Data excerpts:
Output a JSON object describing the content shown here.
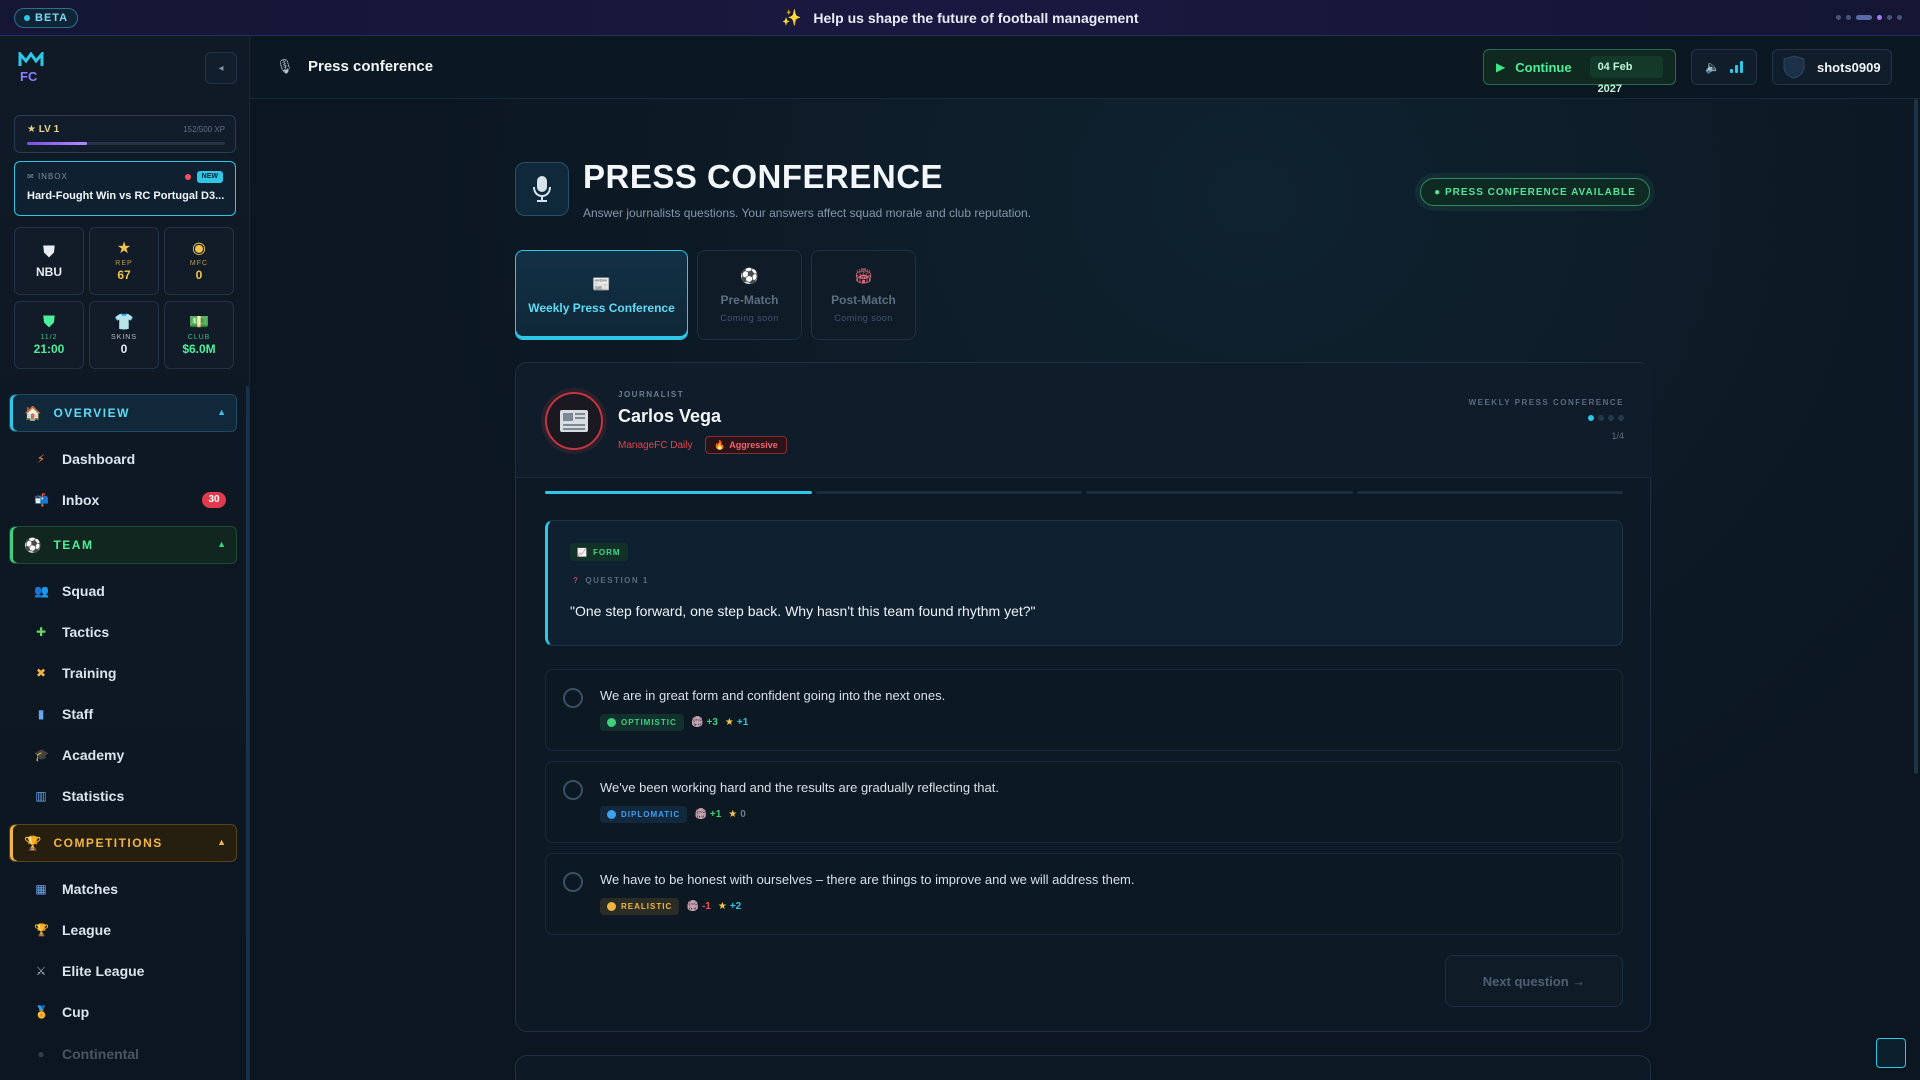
{
  "banner": {
    "beta_label": "BETA",
    "message": "Help us shape the future of football management"
  },
  "sidebar": {
    "level": {
      "label": "LV 1",
      "xp": "152/500 XP",
      "progress": 0.304
    },
    "inbox_card": {
      "label": "INBOX",
      "badge": "NEW",
      "title": "Hard-Fought Win vs RC Portugal D3..."
    },
    "tiles": [
      {
        "label": "",
        "value": "NBU",
        "icon": "club-crest-icon",
        "color": "#e8eef4"
      },
      {
        "label": "REP",
        "value": "67",
        "icon": "star-icon",
        "color": "#f2c44b"
      },
      {
        "label": "MFC",
        "value": "0",
        "icon": "coin-icon",
        "color": "#f2c44b"
      },
      {
        "label": "11/2",
        "value": "21:00",
        "icon": "shield-icon",
        "color": "#4cf09a"
      },
      {
        "label": "SKINS",
        "value": "0",
        "icon": "shirt-icon",
        "color": "#e8eef4"
      },
      {
        "label": "CLUB",
        "value": "$6.0M",
        "icon": "cash-icon",
        "color": "#4cf09a"
      }
    ],
    "groups": {
      "overview": "OVERVIEW",
      "team": "TEAM",
      "competitions": "COMPETITIONS"
    },
    "items": {
      "dashboard": "Dashboard",
      "inbox": "Inbox",
      "inbox_count": "30",
      "squad": "Squad",
      "tactics": "Tactics",
      "training": "Training",
      "staff": "Staff",
      "academy": "Academy",
      "statistics": "Statistics",
      "matches": "Matches",
      "league": "League",
      "elite_league": "Elite League",
      "cup": "Cup",
      "continental": "Continental"
    }
  },
  "topbar": {
    "title": "Press conference",
    "continue_label": "Continue",
    "date": "04 Feb 2027",
    "username": "shots0909"
  },
  "header": {
    "title": "PRESS CONFERENCE",
    "subtitle": "Answer journalists questions. Your answers affect squad morale and club reputation.",
    "status": "● PRESS CONFERENCE AVAILABLE"
  },
  "tabs": [
    {
      "label": "Weekly Press Conference",
      "sub": ""
    },
    {
      "label": "Pre-Match",
      "sub": "Coming soon"
    },
    {
      "label": "Post-Match",
      "sub": "Coming soon"
    }
  ],
  "journalist": {
    "label": "JOURNALIST",
    "name": "Carlos Vega",
    "outlet": "ManageFC Daily",
    "tag": "Aggressive",
    "session_label": "WEEKLY PRESS CONFERENCE",
    "count": "1/4",
    "current": 1,
    "total": 4
  },
  "question": {
    "topic": "FORM",
    "number": "QUESTION 1",
    "text": "\"One step forward, one step back. Why hasn't this team found rhythm yet?\""
  },
  "answers": [
    {
      "text": "We are in great form and confident going into the next ones.",
      "tone": "OPTIMISTIC",
      "tone_color": "#3fd07e",
      "morale": "+3",
      "morale_color": "#3fd07e",
      "rep": "+1",
      "rep_color": "#2ec7e8"
    },
    {
      "text": "We've been working hard and the results are gradually reflecting that.",
      "tone": "DIPLOMATIC",
      "tone_color": "#3ea0f0",
      "morale": "+1",
      "morale_color": "#3fd07e",
      "rep": "0",
      "rep_color": "#6d7e92"
    },
    {
      "text": "We have to be honest with ourselves – there are things to improve and we will address them.",
      "tone": "REALISTIC",
      "tone_color": "#f2b544",
      "morale": "-1",
      "morale_color": "#ef4f5c",
      "rep": "+2",
      "rep_color": "#2ec7e8"
    }
  ],
  "next_button": "Next question →"
}
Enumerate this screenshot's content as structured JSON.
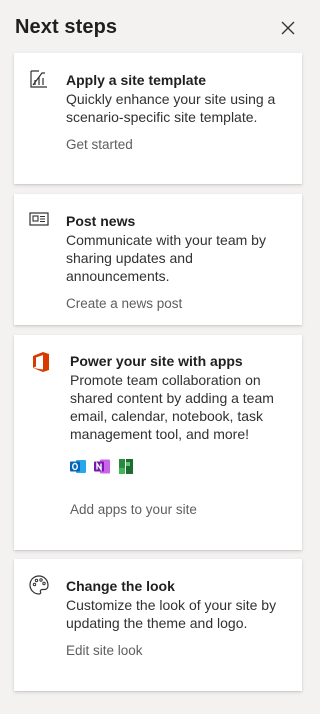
{
  "panel": {
    "title": "Next steps",
    "close_label": "Close"
  },
  "cards": [
    {
      "title": "Apply a site template",
      "description": "Quickly enhance your site using a scenario-specific site template.",
      "link": "Get started",
      "icon": "template-icon"
    },
    {
      "title": "Post news",
      "description": "Communicate with your team by sharing updates and announcements.",
      "link": "Create a news post",
      "icon": "news-icon"
    },
    {
      "title": "Power your site with apps",
      "description": "Promote team collaboration on shared content by adding a team email, calendar, notebook, task management tool, and more!",
      "link": "Add apps to your site",
      "icon": "office-icon",
      "apps": [
        "outlook-icon",
        "onenote-icon",
        "planner-icon"
      ]
    },
    {
      "title": "Change the look",
      "description": "Customize the look of your site by updating the theme and logo.",
      "link": "Edit site look",
      "icon": "palette-icon"
    }
  ],
  "colors": {
    "background": "#f3f2f1",
    "card": "#ffffff",
    "title_text": "#201f1e",
    "body_text": "#323130",
    "link_text": "#605e5c",
    "office_red": "#d83b01",
    "outlook_blue": "#0364b8",
    "onenote_purple": "#7719aa",
    "planner_green": "#2a8a3e"
  }
}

*Instruction*: Retype, without any picture, exactly the lines from the one with "Enumerate this screenshot's" through the end of the entries, inclusive.

*Final result*:
Enumerate this screenshot's content as structured JSON.
{
  "panel": {
    "title": "Next steps",
    "close_label": "Close"
  },
  "cards": [
    {
      "title": "Apply a site template",
      "description": "Quickly enhance your site using a scenario-specific site template.",
      "link": "Get started",
      "icon": "template-icon"
    },
    {
      "title": "Post news",
      "description": "Communicate with your team by sharing updates and announcements.",
      "link": "Create a news post",
      "icon": "news-icon"
    },
    {
      "title": "Power your site with apps",
      "description": "Promote team collaboration on shared content by adding a team email, calendar, notebook, task management tool, and more!",
      "link": "Add apps to your site",
      "icon": "office-icon",
      "apps": [
        "outlook-icon",
        "onenote-icon",
        "planner-icon"
      ]
    },
    {
      "title": "Change the look",
      "description": "Customize the look of your site by updating the theme and logo.",
      "link": "Edit site look",
      "icon": "palette-icon"
    }
  ],
  "colors": {
    "background": "#f3f2f1",
    "card": "#ffffff",
    "title_text": "#201f1e",
    "body_text": "#323130",
    "link_text": "#605e5c",
    "office_red": "#d83b01",
    "outlook_blue": "#0364b8",
    "onenote_purple": "#7719aa",
    "planner_green": "#2a8a3e"
  }
}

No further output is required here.